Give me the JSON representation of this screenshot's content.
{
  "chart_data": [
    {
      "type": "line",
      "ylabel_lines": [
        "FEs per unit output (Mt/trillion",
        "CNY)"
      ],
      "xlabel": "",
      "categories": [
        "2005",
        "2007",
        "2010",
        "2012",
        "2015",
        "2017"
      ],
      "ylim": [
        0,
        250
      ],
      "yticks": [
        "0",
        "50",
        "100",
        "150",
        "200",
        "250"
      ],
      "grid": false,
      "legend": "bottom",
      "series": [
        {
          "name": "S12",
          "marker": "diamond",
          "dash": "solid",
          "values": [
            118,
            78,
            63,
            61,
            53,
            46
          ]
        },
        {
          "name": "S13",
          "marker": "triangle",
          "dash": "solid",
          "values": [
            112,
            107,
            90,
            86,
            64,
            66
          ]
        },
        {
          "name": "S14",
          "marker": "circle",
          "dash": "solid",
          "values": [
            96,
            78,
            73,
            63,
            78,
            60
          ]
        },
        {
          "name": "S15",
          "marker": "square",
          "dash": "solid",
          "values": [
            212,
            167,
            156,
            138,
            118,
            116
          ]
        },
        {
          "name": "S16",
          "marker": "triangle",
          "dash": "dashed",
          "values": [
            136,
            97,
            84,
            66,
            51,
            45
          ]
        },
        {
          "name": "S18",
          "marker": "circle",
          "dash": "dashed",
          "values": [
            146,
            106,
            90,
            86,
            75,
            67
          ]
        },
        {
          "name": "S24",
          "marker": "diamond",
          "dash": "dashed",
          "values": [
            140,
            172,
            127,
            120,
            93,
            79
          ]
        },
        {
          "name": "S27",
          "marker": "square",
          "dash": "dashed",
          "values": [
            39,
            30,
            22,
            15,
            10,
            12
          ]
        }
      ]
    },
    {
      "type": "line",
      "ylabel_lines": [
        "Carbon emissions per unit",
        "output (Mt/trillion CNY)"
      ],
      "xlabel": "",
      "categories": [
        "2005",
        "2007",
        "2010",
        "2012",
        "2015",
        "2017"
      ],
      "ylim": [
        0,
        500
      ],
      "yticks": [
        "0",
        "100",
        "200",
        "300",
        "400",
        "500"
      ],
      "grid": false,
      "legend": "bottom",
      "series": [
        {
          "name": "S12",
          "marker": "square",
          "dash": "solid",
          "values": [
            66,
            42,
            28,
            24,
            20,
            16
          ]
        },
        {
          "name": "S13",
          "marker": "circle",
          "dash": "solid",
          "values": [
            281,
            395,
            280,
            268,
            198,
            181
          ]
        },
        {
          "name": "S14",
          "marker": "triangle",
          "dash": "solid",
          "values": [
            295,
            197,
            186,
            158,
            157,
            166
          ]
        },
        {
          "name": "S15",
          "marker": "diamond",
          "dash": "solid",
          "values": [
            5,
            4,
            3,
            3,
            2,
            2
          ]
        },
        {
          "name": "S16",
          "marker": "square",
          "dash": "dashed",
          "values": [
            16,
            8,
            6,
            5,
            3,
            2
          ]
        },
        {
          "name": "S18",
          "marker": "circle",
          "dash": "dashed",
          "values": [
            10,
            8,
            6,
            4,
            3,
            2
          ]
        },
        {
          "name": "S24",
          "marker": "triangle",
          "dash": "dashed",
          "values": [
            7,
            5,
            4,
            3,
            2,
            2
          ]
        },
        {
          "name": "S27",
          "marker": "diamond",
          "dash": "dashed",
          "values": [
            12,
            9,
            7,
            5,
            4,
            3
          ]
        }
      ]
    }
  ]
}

+---+

Exercise: Please output every record, keeping each line exact.

Task response:
Give me the JSON representation of this screenshot's content.
{
  "chart_data": [
    {
      "type": "line",
      "ylabel_lines": [
        "FEs per unit output (Mt/trillion",
        "CNY)"
      ],
      "xlabel": "",
      "categories": [
        "2005",
        "2007",
        "2010",
        "2012",
        "2015",
        "2017"
      ],
      "ylim": [
        0,
        250
      ],
      "yticks": [
        "0",
        "50",
        "100",
        "150",
        "200",
        "250"
      ],
      "grid": false,
      "legend": "bottom",
      "series": [
        {
          "name": "S12",
          "marker": "diamond",
          "dash": "solid",
          "values": [
            118,
            78,
            63,
            61,
            53,
            46
          ]
        },
        {
          "name": "S13",
          "marker": "triangle",
          "dash": "solid",
          "values": [
            112,
            107,
            90,
            86,
            64,
            66
          ]
        },
        {
          "name": "S14",
          "marker": "circle",
          "dash": "solid",
          "values": [
            96,
            78,
            73,
            63,
            78,
            60
          ]
        },
        {
          "name": "S15",
          "marker": "square",
          "dash": "solid",
          "values": [
            212,
            167,
            156,
            138,
            118,
            116
          ]
        },
        {
          "name": "S16",
          "marker": "triangle",
          "dash": "dashed",
          "values": [
            136,
            97,
            84,
            66,
            51,
            45
          ]
        },
        {
          "name": "S18",
          "marker": "circle",
          "dash": "dashed",
          "values": [
            146,
            106,
            90,
            86,
            75,
            67
          ]
        },
        {
          "name": "S24",
          "marker": "diamond",
          "dash": "dashed",
          "values": [
            140,
            172,
            127,
            120,
            93,
            79
          ]
        },
        {
          "name": "S27",
          "marker": "square",
          "dash": "dashed",
          "values": [
            39,
            30,
            22,
            15,
            10,
            12
          ]
        }
      ]
    },
    {
      "type": "line",
      "ylabel_lines": [
        "Carbon emissions per unit",
        "output (Mt/trillion CNY)"
      ],
      "xlabel": "",
      "categories": [
        "2005",
        "2007",
        "2010",
        "2012",
        "2015",
        "2017"
      ],
      "ylim": [
        0,
        500
      ],
      "yticks": [
        "0",
        "100",
        "200",
        "300",
        "400",
        "500"
      ],
      "grid": false,
      "legend": "bottom",
      "series": [
        {
          "name": "S12",
          "marker": "square",
          "dash": "solid",
          "values": [
            66,
            42,
            28,
            24,
            20,
            16
          ]
        },
        {
          "name": "S13",
          "marker": "circle",
          "dash": "solid",
          "values": [
            281,
            395,
            280,
            268,
            198,
            181
          ]
        },
        {
          "name": "S14",
          "marker": "triangle",
          "dash": "solid",
          "values": [
            295,
            197,
            186,
            158,
            157,
            166
          ]
        },
        {
          "name": "S15",
          "marker": "diamond",
          "dash": "solid",
          "values": [
            5,
            4,
            3,
            3,
            2,
            2
          ]
        },
        {
          "name": "S16",
          "marker": "square",
          "dash": "dashed",
          "values": [
            16,
            8,
            6,
            5,
            3,
            2
          ]
        },
        {
          "name": "S18",
          "marker": "circle",
          "dash": "dashed",
          "values": [
            10,
            8,
            6,
            4,
            3,
            2
          ]
        },
        {
          "name": "S24",
          "marker": "triangle",
          "dash": "dashed",
          "values": [
            7,
            5,
            4,
            3,
            2,
            2
          ]
        },
        {
          "name": "S27",
          "marker": "diamond",
          "dash": "dashed",
          "values": [
            12,
            9,
            7,
            5,
            4,
            3
          ]
        }
      ]
    }
  ]
}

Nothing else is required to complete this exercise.